-- start of Records provided --

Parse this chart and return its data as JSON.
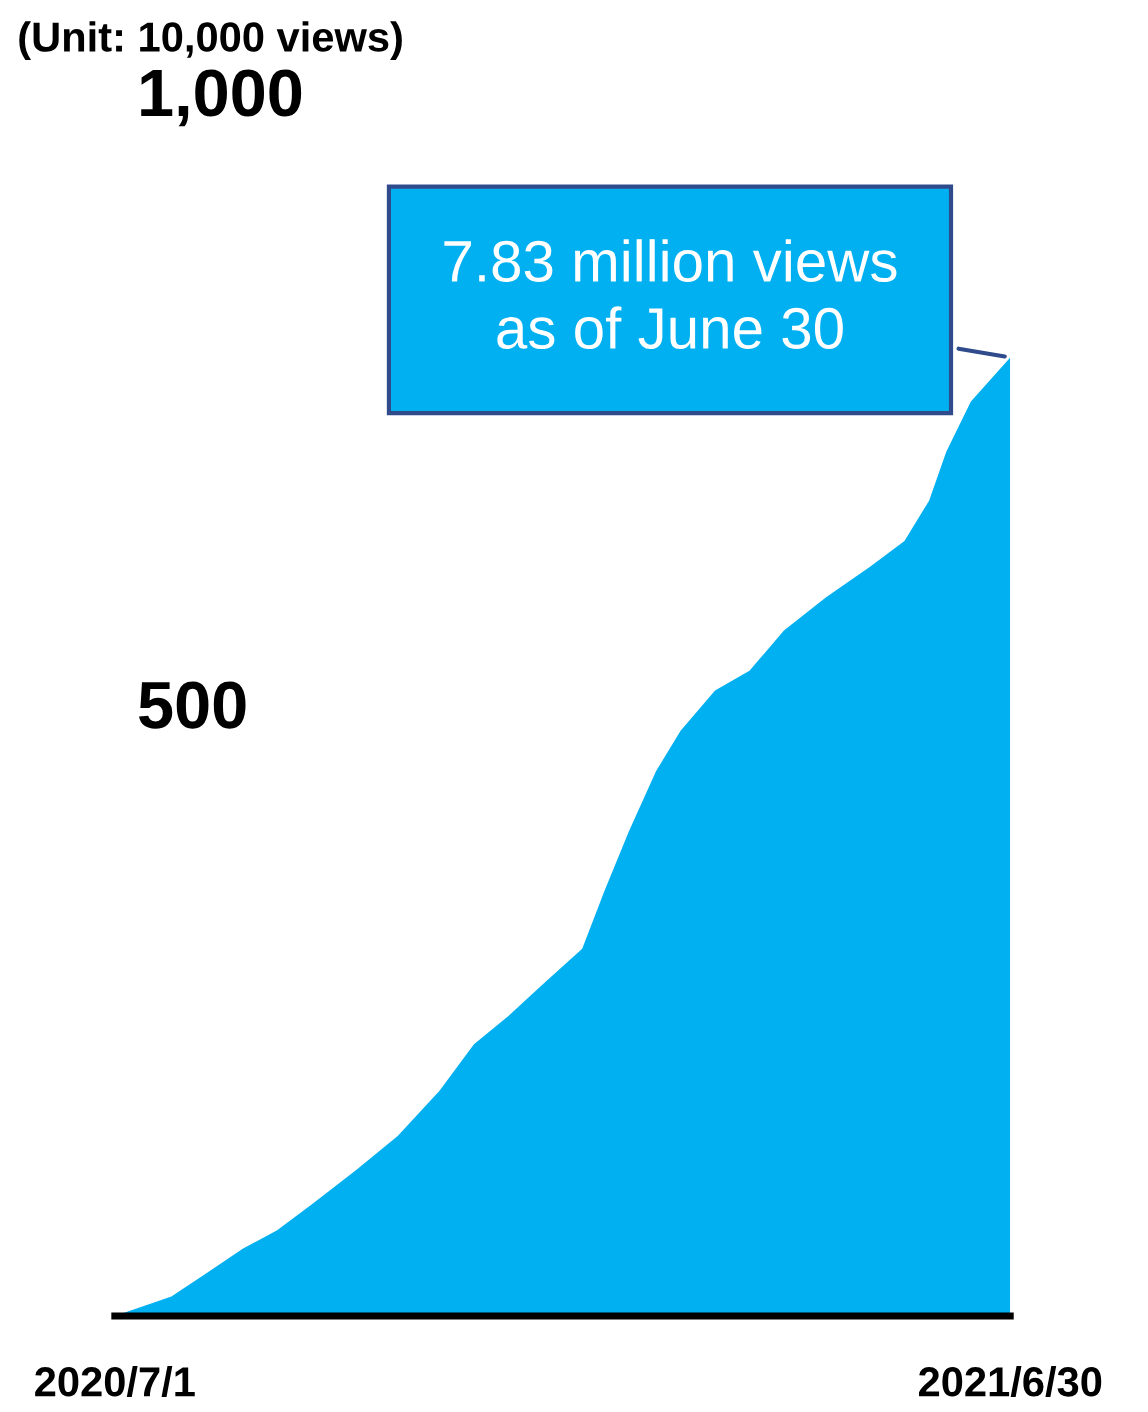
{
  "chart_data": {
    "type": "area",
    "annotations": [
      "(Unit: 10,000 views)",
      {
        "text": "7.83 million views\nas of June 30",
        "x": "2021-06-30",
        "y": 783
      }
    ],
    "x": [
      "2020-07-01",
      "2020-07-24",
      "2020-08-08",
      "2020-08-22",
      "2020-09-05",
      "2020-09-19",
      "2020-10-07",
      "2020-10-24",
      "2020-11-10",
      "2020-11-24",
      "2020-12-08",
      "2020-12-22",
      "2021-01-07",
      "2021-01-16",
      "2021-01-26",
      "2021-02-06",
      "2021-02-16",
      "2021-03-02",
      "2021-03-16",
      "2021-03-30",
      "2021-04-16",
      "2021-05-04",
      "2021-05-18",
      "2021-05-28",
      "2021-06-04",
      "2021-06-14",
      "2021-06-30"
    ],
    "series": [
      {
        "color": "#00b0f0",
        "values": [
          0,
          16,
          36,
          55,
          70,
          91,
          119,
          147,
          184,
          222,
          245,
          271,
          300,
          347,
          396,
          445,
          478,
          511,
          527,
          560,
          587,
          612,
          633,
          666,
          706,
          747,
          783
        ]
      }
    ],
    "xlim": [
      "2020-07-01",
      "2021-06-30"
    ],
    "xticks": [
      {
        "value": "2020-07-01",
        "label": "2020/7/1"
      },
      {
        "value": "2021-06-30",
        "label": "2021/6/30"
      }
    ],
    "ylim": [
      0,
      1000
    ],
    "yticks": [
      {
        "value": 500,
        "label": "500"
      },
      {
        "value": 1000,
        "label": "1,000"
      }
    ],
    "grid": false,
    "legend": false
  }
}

-- end of Records provided --
-- start of Records provided --

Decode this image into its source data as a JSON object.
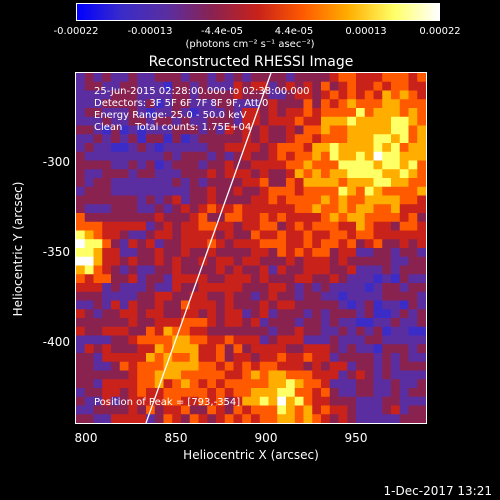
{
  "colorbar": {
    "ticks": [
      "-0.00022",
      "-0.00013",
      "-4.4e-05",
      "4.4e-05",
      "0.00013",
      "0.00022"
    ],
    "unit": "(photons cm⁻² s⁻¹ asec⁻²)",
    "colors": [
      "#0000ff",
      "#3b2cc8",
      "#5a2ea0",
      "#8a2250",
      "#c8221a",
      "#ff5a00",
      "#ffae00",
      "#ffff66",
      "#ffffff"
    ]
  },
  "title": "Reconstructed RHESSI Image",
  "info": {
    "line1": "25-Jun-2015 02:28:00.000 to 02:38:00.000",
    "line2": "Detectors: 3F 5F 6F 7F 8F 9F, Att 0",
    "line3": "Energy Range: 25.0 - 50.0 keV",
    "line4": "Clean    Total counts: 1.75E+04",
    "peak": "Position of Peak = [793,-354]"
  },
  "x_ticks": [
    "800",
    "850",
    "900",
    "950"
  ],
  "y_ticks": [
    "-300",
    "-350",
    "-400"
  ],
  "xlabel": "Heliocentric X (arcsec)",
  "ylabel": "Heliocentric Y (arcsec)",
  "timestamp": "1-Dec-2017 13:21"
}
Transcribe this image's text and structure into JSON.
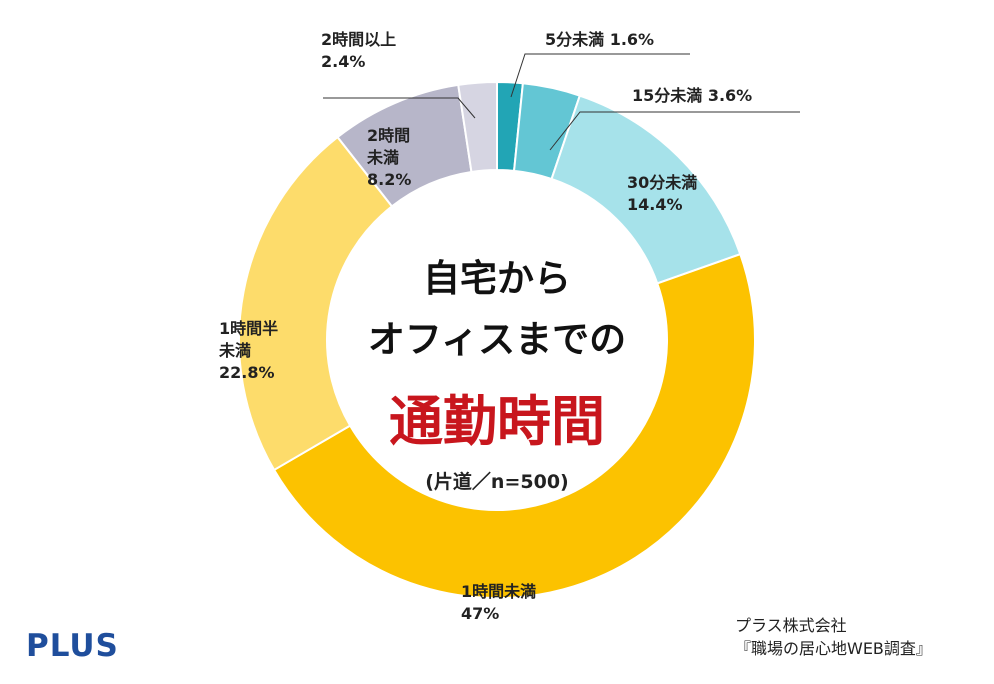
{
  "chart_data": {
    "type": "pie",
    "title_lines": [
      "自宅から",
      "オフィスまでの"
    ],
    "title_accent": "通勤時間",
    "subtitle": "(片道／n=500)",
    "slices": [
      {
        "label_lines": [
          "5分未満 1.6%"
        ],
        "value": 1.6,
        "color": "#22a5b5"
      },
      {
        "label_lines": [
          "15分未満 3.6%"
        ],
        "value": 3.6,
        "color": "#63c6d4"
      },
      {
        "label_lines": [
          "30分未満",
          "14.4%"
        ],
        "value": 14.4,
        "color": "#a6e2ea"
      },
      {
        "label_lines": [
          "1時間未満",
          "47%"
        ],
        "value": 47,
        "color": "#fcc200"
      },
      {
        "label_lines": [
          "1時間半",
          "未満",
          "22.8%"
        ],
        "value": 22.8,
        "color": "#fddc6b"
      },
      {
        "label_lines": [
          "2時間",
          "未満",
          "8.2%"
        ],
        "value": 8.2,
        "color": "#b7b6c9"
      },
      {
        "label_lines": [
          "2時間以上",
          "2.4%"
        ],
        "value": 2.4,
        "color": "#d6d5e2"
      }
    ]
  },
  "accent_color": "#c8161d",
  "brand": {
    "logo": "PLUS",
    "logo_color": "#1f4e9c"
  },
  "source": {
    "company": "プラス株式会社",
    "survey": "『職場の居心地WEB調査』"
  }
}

-- end of Records provided --
-- start of Records provided --

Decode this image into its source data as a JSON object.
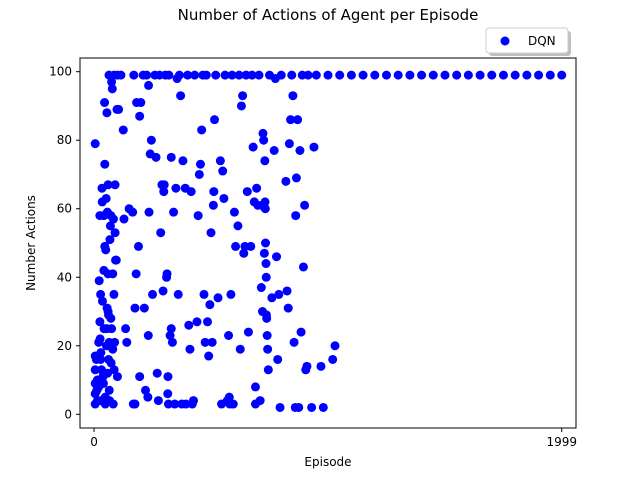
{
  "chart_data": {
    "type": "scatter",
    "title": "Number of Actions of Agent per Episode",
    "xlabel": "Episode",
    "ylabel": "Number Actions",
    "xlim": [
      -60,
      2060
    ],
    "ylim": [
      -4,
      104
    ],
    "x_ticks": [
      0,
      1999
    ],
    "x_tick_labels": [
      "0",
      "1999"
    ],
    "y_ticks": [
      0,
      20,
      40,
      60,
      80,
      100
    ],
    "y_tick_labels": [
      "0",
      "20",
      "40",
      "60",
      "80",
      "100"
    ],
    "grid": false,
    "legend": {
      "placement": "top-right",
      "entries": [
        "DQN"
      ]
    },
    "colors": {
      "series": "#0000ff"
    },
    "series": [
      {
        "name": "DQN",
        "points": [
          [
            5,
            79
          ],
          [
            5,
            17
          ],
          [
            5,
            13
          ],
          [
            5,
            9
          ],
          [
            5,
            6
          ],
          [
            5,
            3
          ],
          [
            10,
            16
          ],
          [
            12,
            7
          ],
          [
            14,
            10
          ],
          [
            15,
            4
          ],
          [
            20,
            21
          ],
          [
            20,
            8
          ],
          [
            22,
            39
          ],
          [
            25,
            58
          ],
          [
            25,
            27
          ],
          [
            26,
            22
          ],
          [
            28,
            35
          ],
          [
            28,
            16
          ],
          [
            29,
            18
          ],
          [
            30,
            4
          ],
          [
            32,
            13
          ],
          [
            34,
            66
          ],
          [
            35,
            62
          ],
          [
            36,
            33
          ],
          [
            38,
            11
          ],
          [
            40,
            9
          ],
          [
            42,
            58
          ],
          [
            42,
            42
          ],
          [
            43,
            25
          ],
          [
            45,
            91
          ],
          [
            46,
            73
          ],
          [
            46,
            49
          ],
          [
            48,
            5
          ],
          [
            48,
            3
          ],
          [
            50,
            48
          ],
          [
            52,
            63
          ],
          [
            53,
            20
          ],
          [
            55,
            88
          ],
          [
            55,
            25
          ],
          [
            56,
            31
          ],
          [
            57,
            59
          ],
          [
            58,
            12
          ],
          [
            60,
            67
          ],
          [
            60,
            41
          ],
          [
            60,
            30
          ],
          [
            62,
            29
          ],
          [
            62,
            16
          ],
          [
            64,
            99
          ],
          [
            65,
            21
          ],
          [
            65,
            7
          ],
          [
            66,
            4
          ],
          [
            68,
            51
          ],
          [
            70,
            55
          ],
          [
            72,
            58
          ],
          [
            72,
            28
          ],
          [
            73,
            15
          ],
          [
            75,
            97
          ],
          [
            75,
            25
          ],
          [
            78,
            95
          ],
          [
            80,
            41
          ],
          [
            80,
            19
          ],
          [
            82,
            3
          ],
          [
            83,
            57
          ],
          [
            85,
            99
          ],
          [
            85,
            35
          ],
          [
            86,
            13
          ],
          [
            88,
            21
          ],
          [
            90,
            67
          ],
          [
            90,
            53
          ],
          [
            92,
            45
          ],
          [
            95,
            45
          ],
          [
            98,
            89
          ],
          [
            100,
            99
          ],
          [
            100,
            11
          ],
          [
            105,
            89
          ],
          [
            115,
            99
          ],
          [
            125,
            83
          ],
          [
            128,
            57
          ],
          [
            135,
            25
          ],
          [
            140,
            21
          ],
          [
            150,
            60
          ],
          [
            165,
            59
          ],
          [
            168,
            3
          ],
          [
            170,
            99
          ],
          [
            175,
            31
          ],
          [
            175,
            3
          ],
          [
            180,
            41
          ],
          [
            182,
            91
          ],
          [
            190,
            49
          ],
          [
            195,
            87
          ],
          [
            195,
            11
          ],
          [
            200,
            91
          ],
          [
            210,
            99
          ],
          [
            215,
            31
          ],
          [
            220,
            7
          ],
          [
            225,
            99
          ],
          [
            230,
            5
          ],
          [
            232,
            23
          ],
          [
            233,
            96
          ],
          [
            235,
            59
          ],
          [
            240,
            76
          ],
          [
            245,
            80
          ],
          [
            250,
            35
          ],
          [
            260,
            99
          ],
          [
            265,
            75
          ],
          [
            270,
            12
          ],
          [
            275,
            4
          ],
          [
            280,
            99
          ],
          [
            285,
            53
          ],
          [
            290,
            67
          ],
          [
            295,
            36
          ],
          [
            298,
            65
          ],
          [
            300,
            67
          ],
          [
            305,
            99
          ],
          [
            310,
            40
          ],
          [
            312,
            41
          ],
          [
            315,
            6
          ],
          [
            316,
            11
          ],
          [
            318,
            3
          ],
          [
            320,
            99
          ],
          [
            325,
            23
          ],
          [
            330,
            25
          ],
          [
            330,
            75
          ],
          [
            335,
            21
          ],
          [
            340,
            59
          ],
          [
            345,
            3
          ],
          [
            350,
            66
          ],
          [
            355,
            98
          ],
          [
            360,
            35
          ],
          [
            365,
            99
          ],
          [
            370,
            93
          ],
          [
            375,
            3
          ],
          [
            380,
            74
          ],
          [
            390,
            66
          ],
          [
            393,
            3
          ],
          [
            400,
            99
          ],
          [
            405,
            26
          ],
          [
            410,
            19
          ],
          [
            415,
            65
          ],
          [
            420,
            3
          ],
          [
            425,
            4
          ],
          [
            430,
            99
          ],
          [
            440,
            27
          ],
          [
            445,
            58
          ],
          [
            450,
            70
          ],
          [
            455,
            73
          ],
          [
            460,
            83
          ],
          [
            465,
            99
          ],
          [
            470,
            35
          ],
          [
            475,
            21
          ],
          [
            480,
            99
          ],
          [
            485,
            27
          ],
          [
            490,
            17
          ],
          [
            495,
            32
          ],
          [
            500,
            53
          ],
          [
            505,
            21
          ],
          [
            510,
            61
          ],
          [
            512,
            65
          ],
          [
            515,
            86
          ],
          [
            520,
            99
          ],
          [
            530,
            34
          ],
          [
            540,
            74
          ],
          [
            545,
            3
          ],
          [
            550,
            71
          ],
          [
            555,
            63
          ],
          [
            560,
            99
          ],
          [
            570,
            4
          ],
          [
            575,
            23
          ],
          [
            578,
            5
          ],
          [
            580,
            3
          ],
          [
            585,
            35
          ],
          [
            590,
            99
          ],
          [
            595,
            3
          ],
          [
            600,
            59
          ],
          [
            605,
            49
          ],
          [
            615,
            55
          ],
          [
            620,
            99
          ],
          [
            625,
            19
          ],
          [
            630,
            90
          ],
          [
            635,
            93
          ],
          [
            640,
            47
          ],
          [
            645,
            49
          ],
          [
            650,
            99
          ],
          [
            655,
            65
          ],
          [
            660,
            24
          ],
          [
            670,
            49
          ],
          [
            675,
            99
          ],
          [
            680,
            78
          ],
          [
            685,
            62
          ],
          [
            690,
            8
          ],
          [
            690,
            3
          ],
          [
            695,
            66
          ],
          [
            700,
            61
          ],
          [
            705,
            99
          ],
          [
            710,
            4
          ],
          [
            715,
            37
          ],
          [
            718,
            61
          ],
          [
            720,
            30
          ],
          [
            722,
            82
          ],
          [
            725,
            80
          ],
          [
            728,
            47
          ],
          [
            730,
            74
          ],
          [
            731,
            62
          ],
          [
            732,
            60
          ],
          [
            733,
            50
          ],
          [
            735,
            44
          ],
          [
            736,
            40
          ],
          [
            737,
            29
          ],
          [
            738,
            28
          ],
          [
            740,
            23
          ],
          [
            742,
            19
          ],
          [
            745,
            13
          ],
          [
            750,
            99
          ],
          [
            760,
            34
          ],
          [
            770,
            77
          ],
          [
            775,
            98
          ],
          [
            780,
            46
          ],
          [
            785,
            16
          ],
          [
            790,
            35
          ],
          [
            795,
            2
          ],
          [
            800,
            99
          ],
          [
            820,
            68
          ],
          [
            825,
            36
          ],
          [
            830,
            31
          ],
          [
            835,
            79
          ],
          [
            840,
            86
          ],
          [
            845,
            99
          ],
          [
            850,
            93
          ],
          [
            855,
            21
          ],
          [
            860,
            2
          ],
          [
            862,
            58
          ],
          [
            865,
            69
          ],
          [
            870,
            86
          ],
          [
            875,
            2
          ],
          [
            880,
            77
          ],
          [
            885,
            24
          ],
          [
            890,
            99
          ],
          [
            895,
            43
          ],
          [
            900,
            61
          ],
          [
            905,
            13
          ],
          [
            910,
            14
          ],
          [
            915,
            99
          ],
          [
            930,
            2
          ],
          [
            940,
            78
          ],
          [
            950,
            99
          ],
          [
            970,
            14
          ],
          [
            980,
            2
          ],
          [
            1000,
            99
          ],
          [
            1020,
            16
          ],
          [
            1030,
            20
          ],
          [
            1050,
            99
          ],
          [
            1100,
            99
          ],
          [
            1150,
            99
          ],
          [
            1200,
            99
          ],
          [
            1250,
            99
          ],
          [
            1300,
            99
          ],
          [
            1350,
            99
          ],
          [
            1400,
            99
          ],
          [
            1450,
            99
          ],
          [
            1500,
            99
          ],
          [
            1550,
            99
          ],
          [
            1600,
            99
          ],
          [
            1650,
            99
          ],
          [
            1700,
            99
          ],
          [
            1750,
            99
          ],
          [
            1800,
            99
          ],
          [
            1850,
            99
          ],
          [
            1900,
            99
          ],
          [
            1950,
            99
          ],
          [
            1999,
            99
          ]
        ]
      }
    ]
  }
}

-- end of Records provided --

Wherever "views" shows up in a line, copy that line.

* _Result_:
      "(Unit: 10,000 views)",
        "text": "7.83 million views\nas of June 30",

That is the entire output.